▸ **Document segment**:
=== Section Start ===
We’ve always thought that, maybe, inflation was more permanent in nature. And with the supply-chain disruption, we couldn’t have been more convinced than in the last six months.
What are your views on interest rate hikes, which are anticipated to start in March?
The Fed and central banks around the world are way behind in their ability to bring interest rates closer to inflation rates. They’ve been lagging behind for about 12 years.
The Fed has a lot to do. If they increase rates by only a quarter of a percent in the first quarter, the next four quarters would still leave the Fed funds rate of one and a quarter percent, when inflation is running above 5%.
How does this affect retirees and pre-retirees depending on fixed income savings?
Keeping money in the bank leaves you with less money to spend every day that you keep it there. You have to put your money in stocks.
You can’t leave it in fixed income because it’s at the bank, and the banks are giving you nothing at all in interest.
Broadly, what’s your forecast for the U.S. economy this year?
The economy will do better if all the job openings that we have can be filled. There’s a lot of demand for people.
Due to the pandemic, working from home has accelerated, and different ways of life in different places and different ways of spending [have emerged].
People will be able to continue to spend, but the spending will be different. It won’t be going into stores in the mall. More of it will be online.
What will they buy predominantly?
More for improving quality of life, such as their housing. A lot of people are moving to bigger places outside large cities.
So housing is going to be strong, as will everything that goes into [furnishing] a house with goods.
What’s impeding consumer spending right now?
The distribution problem [shortages] is really horrendous. So the sooner the better when they can get things off the ships and onto trucks and trains, and into stores.
That’s going to help sales and businesses. And it will boost companies’ stock prices because earnings will be good since the companies are passing on their higher prices.
What’s the biggest threat to the U.S. economy?
Politics — what’s going on in China, for example, and what’s going on with Ukraine and Russia. Those things are not predictable.
I’m really fearful because there are aggressors in the world today that have a different mindset [versus earlier eras]. They’re very unpredictable.
What’s your outlook for the stock market for this this year?
=== Section End ===
▸ **Data provided**:
=== Section Start ===
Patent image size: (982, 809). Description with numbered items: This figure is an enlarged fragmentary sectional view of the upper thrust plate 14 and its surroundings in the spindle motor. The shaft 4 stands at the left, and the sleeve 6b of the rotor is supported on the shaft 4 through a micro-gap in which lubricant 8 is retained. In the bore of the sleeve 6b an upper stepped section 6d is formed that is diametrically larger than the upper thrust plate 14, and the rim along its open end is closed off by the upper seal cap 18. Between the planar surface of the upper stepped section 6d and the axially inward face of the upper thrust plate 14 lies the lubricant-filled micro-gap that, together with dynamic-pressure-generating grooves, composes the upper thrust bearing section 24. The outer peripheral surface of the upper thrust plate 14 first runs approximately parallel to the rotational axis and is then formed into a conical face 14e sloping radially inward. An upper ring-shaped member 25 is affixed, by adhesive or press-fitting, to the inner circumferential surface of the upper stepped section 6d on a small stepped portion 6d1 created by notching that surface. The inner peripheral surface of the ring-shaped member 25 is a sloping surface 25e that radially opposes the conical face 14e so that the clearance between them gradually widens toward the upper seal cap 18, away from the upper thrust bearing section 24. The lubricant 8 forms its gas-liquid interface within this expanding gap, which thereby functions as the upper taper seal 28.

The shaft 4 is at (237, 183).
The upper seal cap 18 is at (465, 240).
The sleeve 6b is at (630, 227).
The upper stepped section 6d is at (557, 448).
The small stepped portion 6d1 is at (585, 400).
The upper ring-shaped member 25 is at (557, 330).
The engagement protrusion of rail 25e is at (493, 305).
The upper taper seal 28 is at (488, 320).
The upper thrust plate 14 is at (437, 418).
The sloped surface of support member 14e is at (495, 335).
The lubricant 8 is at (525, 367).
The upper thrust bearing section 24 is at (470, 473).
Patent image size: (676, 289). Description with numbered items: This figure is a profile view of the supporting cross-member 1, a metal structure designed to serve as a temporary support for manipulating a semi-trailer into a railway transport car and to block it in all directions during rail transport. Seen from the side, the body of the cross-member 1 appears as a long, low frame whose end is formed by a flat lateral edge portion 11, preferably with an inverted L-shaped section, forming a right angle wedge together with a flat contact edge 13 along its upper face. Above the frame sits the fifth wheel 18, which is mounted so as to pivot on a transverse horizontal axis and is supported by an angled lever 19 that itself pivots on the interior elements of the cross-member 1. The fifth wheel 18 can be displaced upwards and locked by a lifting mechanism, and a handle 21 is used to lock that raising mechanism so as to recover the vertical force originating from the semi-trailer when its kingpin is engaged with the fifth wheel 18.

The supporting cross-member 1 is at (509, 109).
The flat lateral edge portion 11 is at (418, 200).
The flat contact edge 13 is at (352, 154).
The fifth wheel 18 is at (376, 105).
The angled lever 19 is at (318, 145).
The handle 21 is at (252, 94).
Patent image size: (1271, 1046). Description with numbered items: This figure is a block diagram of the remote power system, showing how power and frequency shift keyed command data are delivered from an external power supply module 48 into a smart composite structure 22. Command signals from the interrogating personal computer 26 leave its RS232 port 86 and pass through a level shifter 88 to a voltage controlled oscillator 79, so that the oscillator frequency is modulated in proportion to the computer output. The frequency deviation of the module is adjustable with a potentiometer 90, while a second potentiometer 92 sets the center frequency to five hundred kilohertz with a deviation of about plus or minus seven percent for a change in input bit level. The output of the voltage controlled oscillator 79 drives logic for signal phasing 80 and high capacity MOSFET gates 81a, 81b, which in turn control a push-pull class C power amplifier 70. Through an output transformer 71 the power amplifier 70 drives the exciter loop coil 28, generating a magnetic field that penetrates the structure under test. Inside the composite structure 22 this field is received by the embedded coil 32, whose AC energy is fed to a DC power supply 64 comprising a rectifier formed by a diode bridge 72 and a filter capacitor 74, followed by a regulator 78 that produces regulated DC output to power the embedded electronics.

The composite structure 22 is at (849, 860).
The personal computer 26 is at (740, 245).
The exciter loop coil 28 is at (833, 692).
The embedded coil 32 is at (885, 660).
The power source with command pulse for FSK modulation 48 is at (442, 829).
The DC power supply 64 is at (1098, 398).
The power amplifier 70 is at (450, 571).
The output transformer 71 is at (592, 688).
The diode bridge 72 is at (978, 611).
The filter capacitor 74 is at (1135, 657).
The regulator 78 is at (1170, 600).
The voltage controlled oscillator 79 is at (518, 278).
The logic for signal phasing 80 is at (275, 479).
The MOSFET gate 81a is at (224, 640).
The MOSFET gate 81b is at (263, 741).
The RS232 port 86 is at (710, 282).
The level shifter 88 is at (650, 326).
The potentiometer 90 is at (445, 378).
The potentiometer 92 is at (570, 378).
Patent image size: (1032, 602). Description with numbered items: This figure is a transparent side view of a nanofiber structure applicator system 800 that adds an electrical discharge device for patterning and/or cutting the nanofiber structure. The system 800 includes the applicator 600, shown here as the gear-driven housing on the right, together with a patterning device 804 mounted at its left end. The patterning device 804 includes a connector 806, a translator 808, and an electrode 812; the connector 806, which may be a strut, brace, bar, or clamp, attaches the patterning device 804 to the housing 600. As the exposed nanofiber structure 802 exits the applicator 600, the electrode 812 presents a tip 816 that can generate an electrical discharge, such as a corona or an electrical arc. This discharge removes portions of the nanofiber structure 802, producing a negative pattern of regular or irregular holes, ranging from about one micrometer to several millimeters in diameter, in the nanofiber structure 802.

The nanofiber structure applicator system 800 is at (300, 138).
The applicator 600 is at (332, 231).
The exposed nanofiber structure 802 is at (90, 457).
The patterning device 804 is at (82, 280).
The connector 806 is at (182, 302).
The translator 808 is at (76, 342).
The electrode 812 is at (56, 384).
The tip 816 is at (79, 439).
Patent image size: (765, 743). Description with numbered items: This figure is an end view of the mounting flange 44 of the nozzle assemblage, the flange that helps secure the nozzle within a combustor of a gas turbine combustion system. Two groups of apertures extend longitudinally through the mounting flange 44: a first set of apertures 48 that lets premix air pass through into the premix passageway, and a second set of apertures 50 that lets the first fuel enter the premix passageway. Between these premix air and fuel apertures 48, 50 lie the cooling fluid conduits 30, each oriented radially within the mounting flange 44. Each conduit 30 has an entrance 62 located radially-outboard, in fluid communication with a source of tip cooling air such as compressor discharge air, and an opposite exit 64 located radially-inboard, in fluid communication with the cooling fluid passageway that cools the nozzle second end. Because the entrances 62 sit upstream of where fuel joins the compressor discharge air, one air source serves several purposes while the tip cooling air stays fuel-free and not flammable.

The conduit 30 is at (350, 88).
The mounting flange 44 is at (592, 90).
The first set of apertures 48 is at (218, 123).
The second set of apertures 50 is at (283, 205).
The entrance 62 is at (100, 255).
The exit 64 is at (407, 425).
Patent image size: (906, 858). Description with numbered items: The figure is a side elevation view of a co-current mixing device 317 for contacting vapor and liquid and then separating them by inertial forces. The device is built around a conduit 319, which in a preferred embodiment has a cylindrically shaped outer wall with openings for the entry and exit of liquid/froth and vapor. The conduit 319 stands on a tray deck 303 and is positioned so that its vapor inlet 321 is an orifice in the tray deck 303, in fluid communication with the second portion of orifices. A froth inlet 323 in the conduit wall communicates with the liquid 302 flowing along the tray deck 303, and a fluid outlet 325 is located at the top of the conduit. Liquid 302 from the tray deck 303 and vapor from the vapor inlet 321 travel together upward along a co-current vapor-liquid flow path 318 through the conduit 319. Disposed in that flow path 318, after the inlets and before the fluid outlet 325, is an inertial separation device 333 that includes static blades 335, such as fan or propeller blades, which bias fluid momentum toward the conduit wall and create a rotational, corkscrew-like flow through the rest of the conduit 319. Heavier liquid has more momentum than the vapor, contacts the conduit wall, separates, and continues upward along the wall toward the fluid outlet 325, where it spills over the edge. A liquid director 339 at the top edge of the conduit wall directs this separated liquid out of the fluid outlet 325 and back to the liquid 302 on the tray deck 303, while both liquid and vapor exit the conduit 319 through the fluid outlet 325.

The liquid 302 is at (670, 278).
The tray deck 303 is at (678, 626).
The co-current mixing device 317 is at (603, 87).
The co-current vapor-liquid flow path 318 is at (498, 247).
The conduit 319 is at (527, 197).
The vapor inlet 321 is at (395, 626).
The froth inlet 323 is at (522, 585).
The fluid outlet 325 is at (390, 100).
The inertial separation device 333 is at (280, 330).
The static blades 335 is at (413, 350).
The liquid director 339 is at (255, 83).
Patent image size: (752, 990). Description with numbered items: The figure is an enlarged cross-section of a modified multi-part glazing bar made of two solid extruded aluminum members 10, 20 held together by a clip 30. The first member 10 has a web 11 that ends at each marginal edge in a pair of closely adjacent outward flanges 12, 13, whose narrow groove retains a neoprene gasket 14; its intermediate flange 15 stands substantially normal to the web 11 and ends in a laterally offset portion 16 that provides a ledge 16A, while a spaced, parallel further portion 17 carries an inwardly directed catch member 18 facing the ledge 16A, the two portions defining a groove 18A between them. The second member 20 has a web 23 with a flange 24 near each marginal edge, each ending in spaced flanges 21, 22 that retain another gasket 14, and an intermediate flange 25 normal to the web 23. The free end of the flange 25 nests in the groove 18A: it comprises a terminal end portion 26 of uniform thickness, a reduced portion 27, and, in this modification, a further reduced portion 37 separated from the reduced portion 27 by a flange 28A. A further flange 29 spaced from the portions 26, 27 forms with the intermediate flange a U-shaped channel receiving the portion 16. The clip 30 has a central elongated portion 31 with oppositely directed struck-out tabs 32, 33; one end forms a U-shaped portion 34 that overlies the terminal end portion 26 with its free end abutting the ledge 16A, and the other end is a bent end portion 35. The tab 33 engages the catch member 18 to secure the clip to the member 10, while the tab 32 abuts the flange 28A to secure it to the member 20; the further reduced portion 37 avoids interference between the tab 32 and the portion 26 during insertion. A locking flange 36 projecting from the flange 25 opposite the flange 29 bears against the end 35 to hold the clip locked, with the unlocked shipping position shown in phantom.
=== Section End ===
▸ **Problems and tasks**:
1: In the interview on inflation and the U.S. economy, list every means of moving goods named in the remarks on the distribution problem.
2: Continue the interview on inflation and the U.S. economy from the point where it stops.

▸ **Responses to the exercise**:
1: ships, trucks, trains

2:
The stock market will go up about 15%. Companies have been able to pass on higher prices. Earnings will stay pretty good.
What’s the biggest threat to the stock market?
Instability in the world. It’s political. In certain countries [people] want more power.
Some say that the pandemic doesn’t matter much as far as the stock market is concerned because it’s done so well despite the effects of the virus.
What are your thoughts about controlling the pandemic?
The pandemic is impossible to control because we don’t know how many times the virus will morph into something else.
The pharmaceutical companies are lagging in how to take care of it, how to take care of people and how to prevent it. But I don’t think it’s preventable because of how it changes.
What are the implications?
I’m not a biochemist, but I’m on the boards of a hospital and insurance companies, and I’ve listened to a lot of experts that aren’t [opining] on TV but who do this for a living.
What they tell me is that it’s very, very difficult to forecast what the next stage of this virus is going to look like.
But we know that we have to live with it and that it’s constantly going to change. Over time, it will become more like a flu, maybe, to the extent that more people have been vaccinated or get [COVID].
Maybe it will turn into something that’s less deadly, but I really don’t believe much of what I hear about the virus on TV.
What might the next big market-moving event be?
If there is one, it would be more on the downside than the upside. [Within the U.S.] we know we’re dealing with [issues like] higher prices and shortages.
But when things come from the outside, from left field, as with the pandemic, there’s no easy way of dealing with it.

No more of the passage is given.